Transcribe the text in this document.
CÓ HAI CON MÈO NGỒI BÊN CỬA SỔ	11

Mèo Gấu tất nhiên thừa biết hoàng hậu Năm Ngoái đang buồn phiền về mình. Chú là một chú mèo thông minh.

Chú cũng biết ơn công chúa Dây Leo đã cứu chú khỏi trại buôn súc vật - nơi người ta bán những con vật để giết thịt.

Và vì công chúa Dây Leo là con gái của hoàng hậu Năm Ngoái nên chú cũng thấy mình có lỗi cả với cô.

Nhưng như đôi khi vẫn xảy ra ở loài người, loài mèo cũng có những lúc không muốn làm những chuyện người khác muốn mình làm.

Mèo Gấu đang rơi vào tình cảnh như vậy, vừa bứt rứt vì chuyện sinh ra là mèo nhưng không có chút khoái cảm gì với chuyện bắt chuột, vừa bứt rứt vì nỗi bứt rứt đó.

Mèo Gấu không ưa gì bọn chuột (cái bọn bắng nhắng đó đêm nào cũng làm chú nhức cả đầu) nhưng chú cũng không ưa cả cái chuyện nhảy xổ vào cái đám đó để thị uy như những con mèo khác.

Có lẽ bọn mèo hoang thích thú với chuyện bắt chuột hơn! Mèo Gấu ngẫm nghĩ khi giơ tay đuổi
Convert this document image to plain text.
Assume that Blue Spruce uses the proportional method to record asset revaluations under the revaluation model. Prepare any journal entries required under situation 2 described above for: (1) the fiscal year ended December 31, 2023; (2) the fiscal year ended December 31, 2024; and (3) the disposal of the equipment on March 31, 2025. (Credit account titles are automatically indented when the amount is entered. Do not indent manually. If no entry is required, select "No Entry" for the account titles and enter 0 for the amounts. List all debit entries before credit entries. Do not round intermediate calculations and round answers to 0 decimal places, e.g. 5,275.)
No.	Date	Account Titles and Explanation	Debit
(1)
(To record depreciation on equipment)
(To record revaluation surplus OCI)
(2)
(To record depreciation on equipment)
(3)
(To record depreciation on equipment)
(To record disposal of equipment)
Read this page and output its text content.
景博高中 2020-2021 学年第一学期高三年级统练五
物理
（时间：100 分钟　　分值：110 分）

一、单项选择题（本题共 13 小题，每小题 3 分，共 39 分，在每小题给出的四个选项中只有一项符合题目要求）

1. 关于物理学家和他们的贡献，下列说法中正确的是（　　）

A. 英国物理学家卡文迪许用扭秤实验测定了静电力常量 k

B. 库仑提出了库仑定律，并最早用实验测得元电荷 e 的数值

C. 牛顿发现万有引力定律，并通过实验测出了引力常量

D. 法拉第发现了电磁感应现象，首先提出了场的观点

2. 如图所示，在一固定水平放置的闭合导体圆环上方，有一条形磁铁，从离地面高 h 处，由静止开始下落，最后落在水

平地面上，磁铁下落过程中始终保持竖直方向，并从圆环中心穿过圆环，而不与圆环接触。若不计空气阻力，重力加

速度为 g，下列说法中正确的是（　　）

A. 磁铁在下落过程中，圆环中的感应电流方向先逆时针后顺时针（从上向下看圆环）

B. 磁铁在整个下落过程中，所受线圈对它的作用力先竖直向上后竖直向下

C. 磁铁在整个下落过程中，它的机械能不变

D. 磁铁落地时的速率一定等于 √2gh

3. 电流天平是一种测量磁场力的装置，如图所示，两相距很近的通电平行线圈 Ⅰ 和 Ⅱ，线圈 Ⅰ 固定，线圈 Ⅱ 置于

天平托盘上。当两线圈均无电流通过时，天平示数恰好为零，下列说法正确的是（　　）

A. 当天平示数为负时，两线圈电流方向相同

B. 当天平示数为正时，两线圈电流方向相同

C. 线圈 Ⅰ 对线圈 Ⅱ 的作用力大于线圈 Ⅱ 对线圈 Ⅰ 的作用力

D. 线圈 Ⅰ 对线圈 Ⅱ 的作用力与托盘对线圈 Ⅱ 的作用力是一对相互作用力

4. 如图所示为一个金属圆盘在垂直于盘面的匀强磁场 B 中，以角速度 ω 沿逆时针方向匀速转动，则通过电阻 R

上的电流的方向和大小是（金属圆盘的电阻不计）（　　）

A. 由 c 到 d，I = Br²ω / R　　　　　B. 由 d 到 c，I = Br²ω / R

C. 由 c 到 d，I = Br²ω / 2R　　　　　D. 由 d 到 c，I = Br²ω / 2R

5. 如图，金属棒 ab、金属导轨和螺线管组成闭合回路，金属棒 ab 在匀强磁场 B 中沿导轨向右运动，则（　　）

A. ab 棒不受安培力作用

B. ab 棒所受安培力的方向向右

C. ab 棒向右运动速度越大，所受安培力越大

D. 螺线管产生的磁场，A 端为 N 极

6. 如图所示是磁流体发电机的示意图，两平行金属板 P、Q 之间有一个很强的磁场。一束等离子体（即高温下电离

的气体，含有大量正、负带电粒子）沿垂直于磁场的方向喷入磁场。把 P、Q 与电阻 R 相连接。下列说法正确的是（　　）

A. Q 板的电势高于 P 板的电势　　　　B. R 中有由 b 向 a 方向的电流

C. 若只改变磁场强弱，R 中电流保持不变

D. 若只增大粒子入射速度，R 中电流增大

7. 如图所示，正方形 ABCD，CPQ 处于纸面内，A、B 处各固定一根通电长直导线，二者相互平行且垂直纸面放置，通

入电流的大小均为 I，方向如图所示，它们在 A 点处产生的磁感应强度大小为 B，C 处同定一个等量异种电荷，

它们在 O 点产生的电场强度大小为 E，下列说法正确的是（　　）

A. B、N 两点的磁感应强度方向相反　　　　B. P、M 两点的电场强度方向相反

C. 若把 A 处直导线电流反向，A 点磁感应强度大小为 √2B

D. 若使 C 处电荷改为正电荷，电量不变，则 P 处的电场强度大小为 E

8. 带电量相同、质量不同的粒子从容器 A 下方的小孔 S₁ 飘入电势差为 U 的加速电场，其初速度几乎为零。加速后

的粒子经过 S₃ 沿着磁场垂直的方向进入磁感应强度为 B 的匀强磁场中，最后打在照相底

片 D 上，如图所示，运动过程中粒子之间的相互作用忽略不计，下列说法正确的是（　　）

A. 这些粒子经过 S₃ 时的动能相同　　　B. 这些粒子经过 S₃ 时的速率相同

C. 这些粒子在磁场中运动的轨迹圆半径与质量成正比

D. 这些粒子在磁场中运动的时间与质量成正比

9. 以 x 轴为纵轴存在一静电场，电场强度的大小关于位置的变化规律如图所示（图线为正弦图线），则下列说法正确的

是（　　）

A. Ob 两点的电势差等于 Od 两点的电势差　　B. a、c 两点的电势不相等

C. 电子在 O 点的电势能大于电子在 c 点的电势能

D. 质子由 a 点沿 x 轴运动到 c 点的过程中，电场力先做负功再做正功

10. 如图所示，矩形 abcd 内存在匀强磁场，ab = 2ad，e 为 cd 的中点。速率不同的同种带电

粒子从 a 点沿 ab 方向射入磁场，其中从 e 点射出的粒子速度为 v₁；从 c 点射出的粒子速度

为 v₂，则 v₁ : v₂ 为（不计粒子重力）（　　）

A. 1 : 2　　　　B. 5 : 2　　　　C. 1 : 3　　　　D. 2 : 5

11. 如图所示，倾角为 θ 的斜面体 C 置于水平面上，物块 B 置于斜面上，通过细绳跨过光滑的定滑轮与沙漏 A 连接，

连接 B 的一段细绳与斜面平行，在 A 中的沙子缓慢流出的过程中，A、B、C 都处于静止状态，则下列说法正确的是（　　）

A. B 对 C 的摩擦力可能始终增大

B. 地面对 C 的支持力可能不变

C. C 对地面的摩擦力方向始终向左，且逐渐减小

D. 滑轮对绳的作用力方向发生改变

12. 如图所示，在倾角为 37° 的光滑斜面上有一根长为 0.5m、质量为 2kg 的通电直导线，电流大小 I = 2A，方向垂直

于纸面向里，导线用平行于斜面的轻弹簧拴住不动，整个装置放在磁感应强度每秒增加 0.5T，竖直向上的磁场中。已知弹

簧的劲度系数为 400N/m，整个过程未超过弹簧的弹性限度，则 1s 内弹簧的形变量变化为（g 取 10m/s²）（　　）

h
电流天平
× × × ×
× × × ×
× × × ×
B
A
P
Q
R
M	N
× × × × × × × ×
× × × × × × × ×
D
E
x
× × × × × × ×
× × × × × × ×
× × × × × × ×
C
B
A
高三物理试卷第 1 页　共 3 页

### [YOUR INSTRUCTIONS]
Pull out every line of the records above that contains the word "两线圈电流方向相同".

### [TASK ANSWER]
A. 当天平示数为负时，两线圈电流方向相同
B. 当天平示数为正时，两线圈电流方向相同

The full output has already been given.